:: PROMPT ::
Which lines have the string "Dasar"? Copy all of them from the entries below.

:: EXTRACTED MATERIAL ::
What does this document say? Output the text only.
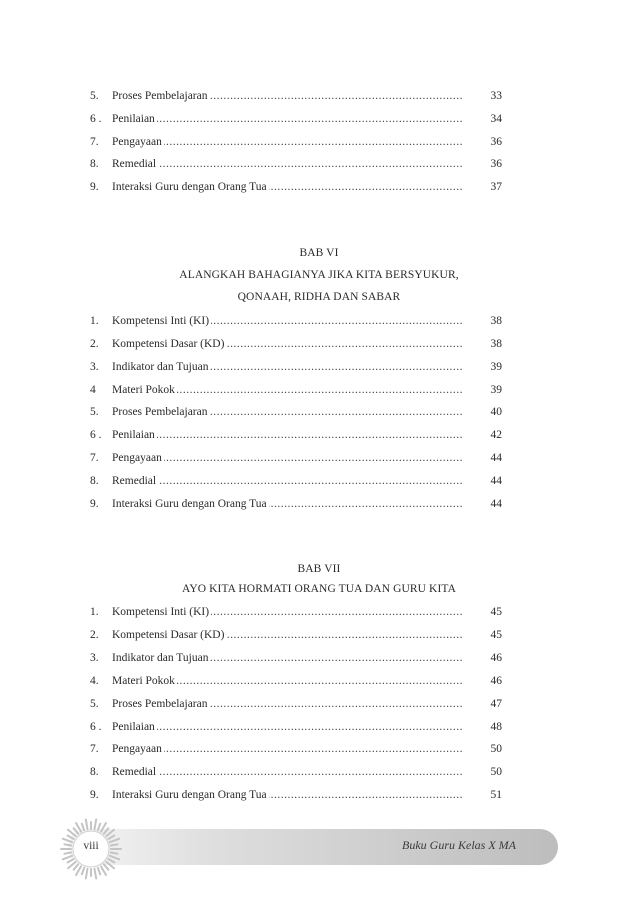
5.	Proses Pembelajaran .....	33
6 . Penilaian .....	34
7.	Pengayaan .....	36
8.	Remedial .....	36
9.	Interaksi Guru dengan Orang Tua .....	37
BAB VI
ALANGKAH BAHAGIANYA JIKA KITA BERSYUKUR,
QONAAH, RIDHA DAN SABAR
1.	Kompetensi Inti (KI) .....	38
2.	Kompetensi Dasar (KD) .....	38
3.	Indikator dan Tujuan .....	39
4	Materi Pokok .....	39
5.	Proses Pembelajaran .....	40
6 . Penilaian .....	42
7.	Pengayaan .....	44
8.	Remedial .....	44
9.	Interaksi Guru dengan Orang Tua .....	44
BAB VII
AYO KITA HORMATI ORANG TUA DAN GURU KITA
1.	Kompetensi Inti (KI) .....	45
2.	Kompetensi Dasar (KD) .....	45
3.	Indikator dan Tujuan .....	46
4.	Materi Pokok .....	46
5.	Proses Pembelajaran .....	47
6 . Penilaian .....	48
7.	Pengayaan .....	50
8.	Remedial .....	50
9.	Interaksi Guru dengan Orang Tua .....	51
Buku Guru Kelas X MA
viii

--

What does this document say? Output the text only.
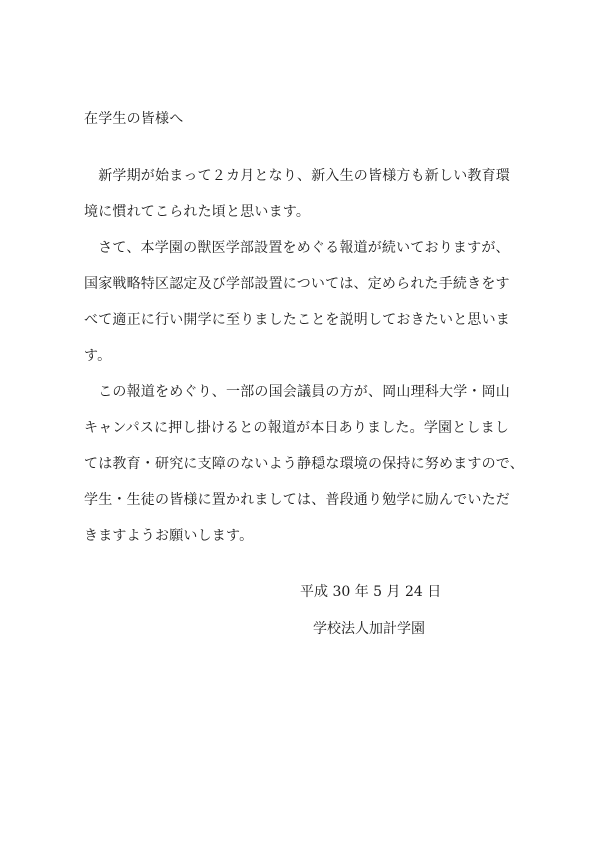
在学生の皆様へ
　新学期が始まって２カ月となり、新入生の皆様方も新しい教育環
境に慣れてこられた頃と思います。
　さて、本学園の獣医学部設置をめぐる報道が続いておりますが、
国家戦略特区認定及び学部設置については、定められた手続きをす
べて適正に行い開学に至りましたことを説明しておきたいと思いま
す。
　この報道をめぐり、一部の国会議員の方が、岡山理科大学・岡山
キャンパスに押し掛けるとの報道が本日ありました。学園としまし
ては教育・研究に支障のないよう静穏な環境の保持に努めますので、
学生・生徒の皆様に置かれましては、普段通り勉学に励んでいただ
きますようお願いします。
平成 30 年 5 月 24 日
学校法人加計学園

:: TASK OUTPUT ::
2.	Kompetensi Dasar (KD) .....	38
2.	Kompetensi Dasar (KD) .....	45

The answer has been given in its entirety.